- What the exercise asks
Report the count of lines below that include "noise", without any other text.

- Input records
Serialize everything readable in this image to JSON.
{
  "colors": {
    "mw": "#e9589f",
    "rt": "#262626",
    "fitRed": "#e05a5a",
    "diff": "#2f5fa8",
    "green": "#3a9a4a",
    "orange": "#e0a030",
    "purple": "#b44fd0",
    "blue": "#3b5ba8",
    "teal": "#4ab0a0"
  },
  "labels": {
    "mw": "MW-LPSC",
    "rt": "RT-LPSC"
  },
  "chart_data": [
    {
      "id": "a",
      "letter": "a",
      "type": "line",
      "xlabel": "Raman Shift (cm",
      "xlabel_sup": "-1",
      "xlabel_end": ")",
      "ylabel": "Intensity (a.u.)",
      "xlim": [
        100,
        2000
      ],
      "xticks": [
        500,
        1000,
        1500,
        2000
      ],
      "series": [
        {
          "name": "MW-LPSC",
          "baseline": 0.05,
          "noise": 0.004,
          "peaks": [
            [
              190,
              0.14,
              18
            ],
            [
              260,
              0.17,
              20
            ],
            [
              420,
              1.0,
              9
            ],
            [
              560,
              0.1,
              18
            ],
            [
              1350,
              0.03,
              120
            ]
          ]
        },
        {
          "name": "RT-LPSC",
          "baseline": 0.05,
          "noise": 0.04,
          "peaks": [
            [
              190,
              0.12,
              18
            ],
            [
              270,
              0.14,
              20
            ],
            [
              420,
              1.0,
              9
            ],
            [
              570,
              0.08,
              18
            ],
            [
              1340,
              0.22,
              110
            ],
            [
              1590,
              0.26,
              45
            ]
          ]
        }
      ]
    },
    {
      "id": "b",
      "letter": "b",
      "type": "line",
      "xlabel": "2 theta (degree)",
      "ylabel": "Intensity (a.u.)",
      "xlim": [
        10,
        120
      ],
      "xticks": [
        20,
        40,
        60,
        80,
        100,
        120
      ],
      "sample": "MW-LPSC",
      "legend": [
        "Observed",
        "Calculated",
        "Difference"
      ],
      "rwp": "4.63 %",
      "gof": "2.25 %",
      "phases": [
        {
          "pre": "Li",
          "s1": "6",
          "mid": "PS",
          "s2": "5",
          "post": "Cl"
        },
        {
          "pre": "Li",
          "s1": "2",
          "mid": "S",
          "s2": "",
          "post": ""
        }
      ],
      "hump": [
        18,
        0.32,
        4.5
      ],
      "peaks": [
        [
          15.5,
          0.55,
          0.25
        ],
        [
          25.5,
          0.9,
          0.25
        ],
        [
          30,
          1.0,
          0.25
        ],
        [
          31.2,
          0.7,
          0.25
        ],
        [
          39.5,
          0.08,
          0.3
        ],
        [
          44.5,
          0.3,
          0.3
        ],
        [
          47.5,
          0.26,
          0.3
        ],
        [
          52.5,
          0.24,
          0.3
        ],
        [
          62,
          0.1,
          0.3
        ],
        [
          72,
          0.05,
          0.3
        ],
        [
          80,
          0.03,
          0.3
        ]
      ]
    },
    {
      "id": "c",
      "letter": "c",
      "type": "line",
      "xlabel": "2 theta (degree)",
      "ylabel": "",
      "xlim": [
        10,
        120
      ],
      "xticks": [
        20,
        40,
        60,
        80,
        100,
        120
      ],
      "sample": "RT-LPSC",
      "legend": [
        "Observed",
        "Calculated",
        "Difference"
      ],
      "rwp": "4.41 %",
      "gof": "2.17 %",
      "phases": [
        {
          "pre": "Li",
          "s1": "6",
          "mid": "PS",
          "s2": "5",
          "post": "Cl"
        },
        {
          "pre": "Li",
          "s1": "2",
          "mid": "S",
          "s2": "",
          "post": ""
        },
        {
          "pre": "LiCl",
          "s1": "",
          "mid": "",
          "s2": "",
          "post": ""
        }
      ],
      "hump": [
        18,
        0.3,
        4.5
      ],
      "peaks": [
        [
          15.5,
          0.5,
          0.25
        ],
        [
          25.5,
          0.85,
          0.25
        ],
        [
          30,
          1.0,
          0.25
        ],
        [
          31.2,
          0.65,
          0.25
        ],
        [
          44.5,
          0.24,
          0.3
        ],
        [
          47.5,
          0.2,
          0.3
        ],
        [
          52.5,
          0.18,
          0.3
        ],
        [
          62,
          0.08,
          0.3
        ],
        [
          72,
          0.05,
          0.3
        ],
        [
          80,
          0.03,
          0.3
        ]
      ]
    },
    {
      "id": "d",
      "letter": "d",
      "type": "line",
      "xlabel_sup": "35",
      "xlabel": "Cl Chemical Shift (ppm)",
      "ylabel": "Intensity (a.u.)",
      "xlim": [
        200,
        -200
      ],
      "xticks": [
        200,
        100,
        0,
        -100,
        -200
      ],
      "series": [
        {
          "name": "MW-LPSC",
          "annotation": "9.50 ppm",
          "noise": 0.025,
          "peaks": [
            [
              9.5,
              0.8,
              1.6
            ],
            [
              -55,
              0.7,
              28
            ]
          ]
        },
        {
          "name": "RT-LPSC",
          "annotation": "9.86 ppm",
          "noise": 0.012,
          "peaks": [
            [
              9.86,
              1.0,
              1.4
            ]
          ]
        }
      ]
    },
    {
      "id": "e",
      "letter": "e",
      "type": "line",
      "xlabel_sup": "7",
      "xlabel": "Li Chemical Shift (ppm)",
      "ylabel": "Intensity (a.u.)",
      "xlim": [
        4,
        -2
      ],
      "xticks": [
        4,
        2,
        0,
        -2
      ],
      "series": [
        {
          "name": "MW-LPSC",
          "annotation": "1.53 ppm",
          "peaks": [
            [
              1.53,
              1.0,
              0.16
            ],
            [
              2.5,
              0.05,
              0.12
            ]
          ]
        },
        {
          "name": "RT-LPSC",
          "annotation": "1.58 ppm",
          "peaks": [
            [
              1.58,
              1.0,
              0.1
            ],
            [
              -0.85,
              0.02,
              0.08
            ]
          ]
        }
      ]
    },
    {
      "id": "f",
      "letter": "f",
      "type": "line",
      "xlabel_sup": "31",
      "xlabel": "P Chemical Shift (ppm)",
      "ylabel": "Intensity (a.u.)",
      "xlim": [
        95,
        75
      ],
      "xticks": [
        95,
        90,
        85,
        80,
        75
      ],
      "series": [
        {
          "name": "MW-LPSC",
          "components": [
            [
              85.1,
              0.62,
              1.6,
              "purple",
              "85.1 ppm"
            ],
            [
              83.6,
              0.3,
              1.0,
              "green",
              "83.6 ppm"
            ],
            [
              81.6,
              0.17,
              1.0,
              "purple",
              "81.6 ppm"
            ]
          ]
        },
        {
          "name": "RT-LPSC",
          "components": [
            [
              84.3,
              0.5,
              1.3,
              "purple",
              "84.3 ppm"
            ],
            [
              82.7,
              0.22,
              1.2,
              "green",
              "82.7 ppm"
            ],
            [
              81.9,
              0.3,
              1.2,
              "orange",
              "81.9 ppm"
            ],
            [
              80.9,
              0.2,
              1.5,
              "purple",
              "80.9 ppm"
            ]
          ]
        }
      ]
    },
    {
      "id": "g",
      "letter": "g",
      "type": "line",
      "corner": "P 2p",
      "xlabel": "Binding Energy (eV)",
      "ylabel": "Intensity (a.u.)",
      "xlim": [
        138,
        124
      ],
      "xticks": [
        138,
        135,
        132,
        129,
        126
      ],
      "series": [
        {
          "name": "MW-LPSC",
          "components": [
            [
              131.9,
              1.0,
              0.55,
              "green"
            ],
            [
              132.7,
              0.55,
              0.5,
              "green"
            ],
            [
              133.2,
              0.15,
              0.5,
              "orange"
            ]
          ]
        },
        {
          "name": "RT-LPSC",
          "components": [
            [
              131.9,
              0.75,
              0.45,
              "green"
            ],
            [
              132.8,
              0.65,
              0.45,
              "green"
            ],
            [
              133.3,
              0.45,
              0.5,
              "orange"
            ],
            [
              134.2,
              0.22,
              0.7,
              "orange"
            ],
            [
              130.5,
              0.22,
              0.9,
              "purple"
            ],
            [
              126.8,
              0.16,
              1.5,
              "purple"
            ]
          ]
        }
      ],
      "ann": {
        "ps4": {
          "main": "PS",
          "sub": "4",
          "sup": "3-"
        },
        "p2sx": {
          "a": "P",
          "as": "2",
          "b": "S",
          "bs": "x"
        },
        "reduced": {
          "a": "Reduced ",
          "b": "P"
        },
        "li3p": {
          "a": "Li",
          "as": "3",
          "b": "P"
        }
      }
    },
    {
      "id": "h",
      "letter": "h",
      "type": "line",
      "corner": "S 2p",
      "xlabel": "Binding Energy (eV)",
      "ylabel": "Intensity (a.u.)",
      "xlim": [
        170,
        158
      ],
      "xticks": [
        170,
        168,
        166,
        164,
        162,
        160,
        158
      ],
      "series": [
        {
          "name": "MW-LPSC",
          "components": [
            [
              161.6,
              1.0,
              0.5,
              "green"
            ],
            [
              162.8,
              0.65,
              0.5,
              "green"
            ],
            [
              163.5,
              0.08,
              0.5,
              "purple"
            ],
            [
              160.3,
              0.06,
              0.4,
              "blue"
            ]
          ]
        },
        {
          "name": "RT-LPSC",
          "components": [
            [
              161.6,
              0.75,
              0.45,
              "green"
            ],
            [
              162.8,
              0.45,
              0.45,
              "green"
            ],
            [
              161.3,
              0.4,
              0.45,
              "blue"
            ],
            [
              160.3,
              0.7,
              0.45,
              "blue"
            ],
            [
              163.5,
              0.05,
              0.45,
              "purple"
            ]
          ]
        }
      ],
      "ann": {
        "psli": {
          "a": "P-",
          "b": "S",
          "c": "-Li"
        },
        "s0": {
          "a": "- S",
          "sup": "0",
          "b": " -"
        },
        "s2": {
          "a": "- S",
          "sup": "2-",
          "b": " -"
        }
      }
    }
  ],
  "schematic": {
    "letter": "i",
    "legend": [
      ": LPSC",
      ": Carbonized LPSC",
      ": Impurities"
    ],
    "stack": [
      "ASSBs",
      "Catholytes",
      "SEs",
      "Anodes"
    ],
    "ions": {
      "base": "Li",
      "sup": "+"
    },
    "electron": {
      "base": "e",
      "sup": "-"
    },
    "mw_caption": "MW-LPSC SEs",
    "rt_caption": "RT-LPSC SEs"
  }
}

- Full response
4